* [Problem requirements]: Please locate every line in the records that contains the string "bottom", treating uppercase and lowercase as different, and copy each of those lines in full.

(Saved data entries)
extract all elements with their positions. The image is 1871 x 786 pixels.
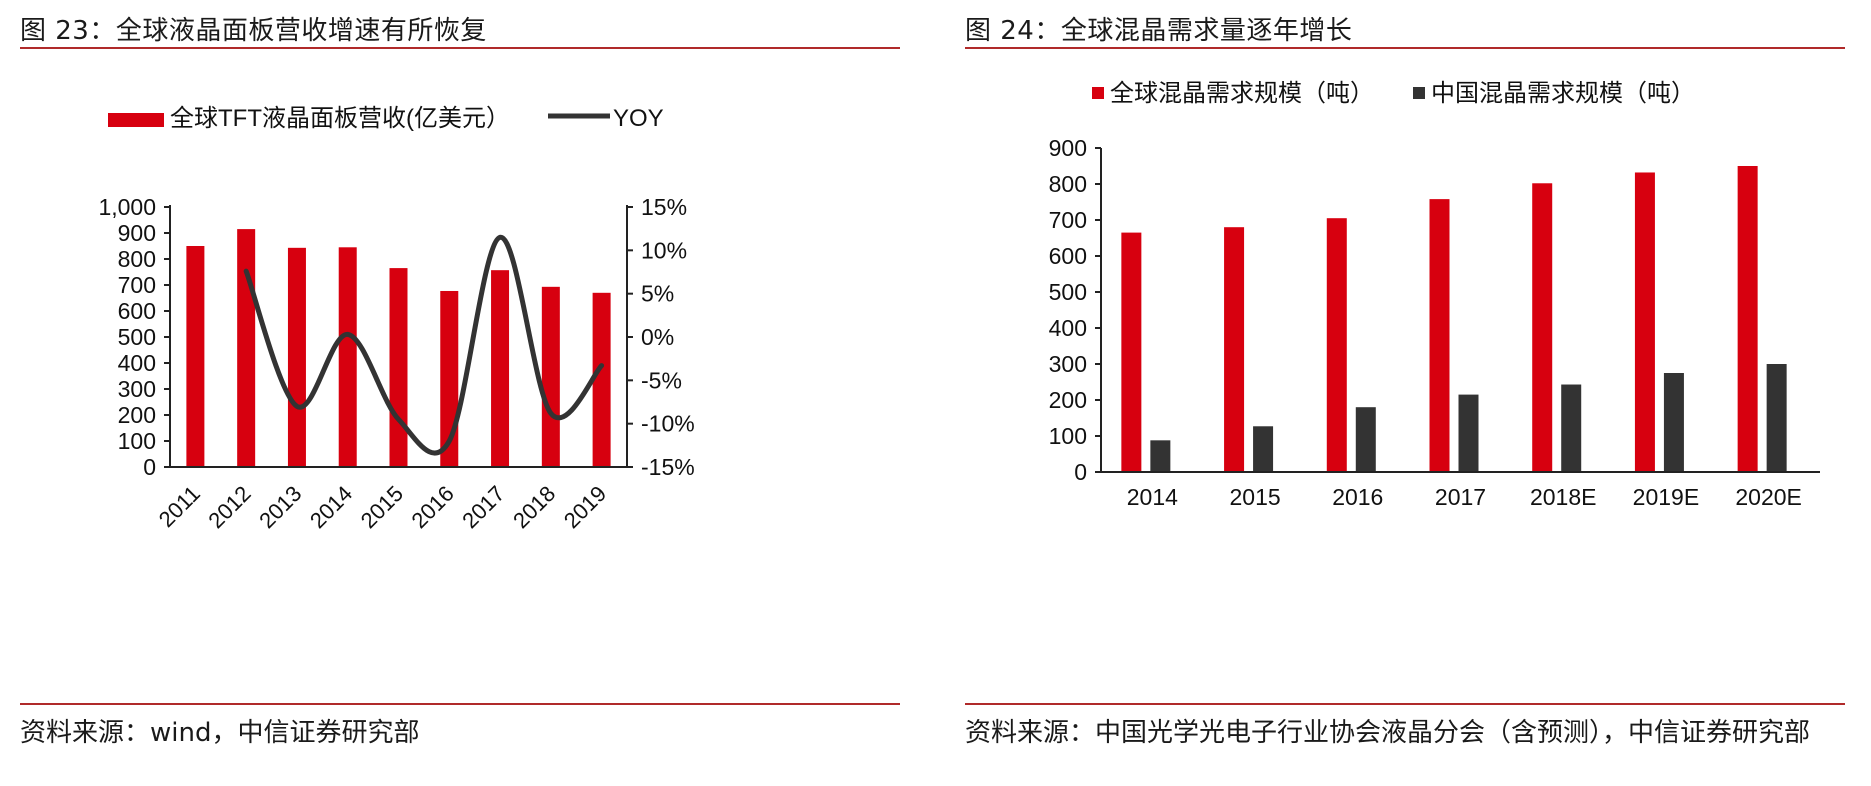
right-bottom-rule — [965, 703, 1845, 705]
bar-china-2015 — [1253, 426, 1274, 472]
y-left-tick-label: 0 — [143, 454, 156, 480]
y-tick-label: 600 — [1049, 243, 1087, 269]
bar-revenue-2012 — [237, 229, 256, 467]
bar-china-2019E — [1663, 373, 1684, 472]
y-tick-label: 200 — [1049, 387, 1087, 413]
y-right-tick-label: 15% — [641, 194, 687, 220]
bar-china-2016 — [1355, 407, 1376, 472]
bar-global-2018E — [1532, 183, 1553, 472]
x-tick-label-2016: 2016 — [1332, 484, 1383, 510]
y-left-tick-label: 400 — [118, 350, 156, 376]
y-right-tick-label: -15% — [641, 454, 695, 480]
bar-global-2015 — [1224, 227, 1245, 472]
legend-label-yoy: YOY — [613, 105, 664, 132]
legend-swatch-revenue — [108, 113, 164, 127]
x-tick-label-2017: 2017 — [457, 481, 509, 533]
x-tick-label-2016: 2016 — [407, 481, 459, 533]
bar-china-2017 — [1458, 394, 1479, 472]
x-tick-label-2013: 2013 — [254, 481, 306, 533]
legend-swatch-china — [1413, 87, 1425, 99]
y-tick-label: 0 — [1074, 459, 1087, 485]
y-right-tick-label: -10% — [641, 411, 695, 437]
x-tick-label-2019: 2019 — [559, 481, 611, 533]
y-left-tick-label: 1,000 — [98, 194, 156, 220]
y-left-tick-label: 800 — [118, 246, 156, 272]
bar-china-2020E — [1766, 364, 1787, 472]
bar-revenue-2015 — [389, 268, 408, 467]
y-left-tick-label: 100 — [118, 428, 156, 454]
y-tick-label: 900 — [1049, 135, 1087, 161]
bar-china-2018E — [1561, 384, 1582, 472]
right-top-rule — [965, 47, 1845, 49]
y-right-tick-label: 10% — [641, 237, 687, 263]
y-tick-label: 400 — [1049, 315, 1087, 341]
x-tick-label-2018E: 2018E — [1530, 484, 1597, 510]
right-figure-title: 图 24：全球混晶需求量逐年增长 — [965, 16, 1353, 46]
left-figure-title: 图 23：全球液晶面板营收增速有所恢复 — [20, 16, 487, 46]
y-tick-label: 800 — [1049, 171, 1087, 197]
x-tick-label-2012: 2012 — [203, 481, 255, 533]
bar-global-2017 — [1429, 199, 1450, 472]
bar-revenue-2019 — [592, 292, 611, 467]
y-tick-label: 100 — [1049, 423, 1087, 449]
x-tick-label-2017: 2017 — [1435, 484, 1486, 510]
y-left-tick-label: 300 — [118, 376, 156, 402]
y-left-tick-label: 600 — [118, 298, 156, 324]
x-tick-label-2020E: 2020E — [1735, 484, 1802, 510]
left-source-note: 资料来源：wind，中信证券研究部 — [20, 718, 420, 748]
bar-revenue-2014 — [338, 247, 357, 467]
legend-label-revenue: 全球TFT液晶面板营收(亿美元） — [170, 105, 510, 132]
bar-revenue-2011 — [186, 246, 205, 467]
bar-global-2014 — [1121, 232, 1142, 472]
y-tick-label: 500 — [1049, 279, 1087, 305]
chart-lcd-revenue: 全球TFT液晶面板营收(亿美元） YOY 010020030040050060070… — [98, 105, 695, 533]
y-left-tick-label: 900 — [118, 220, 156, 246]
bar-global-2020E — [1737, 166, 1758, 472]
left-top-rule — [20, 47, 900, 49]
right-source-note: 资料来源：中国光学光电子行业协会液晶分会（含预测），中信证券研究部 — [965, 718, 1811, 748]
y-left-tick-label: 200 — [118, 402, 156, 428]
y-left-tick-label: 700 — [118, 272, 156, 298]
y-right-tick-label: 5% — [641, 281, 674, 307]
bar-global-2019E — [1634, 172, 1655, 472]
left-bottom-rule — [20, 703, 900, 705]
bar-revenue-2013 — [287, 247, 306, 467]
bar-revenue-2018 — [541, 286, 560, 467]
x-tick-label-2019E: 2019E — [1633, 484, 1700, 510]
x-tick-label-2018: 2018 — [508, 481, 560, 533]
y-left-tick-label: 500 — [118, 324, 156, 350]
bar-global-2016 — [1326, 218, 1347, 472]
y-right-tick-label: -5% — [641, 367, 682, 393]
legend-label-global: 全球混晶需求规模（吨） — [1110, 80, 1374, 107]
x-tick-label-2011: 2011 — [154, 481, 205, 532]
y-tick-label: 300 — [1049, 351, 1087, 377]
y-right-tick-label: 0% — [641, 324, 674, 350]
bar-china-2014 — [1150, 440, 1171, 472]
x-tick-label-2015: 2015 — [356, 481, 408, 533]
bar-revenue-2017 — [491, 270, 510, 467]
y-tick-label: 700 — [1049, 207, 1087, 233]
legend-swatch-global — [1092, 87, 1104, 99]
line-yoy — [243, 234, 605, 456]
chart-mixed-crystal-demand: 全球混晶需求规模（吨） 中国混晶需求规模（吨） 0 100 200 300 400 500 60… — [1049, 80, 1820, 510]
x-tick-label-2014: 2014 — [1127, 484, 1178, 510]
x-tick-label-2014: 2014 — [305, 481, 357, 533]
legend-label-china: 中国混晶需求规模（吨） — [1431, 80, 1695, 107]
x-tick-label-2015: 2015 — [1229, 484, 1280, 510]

* [Solution to the problem]:
right-bottom-rule — [965, 703, 1845, 705]
left-bottom-rule — [20, 703, 900, 705]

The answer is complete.